• DATA TO USE:
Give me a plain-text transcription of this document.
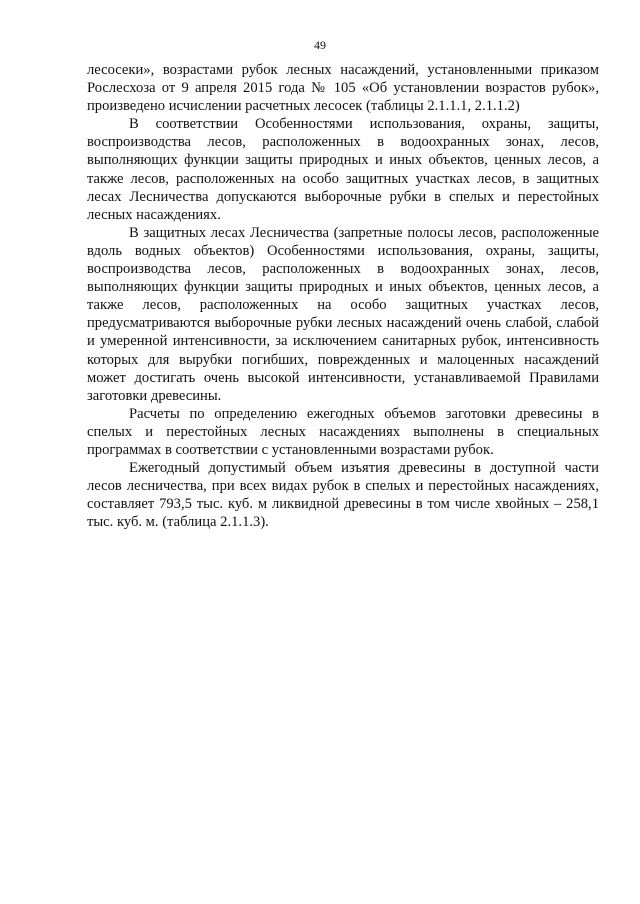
49

лесосеки», возрастами рубок лесных насаждений, установленными приказом Рослесхоза от 9 апреля 2015 года № 105 «Об установлении возрастов рубок», произведено исчислении расчетных лесосек (таблицы 2.1.1.1, 2.1.1.2)

В соответствии Особенностями использования, охраны, защиты, воспроизводства лесов, расположенных в водоохранных зонах, лесов, выполняющих функции защиты природных и иных объектов, ценных лесов, а также лесов, расположенных на особо защитных участках лесов, в защитных лесах Лесничества допускаются выборочные рубки в спелых и перестойных лесных насаждениях.

В защитных лесах Лесничества (запретные полосы лесов, расположенные вдоль водных объектов) Особенностями использования, охраны, защиты, воспроизводства лесов, расположенных в водоохранных зонах, лесов, выполняющих функции защиты природных и иных объектов, ценных лесов, а также лесов, расположенных на особо защитных участках лесов, предусматриваются выборочные рубки лесных насаждений очень слабой, слабой и умеренной интенсивности, за исключением санитарных рубок, интенсивность которых для вырубки погибших, поврежденных и малоценных насаждений может достигать очень высокой интенсивности, устанавливаемой Правилами заготовки древесины.

Расчеты по определению ежегодных объемов заготовки древесины в спелых и перестойных лесных насаждениях выполнены в специальных программах в соответствии с установленными возрастами рубок.

Ежегодный допустимый объем изъятия древесины в доступной части лесов лесничества, при всех видах рубок в спелых и перестойных насаждениях, составляет 793,5 тыс. куб. м ликвидной древесины в том числе хвойных – 258,1 тыс. куб. м. (таблица 2.1.1.3).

• TO DO:
List every line from the entries above in which "возрастами" appears.

• EXERCISE SOLUTION:
лесосеки», возрастами рубок лесных насаждений, установленными приказом Рослесхоза от 9 апреля 2015 года № 105 «Об установлении возрастов рубок», произведено исчислении расчетных лесосек (таблицы 2.1.1.1, 2.1.1.2)
Расчеты по определению ежегодных объемов заготовки древесины в спелых и перестойных лесных насаждениях выполнены в специальных программах в соответствии с установленными возрастами рубок.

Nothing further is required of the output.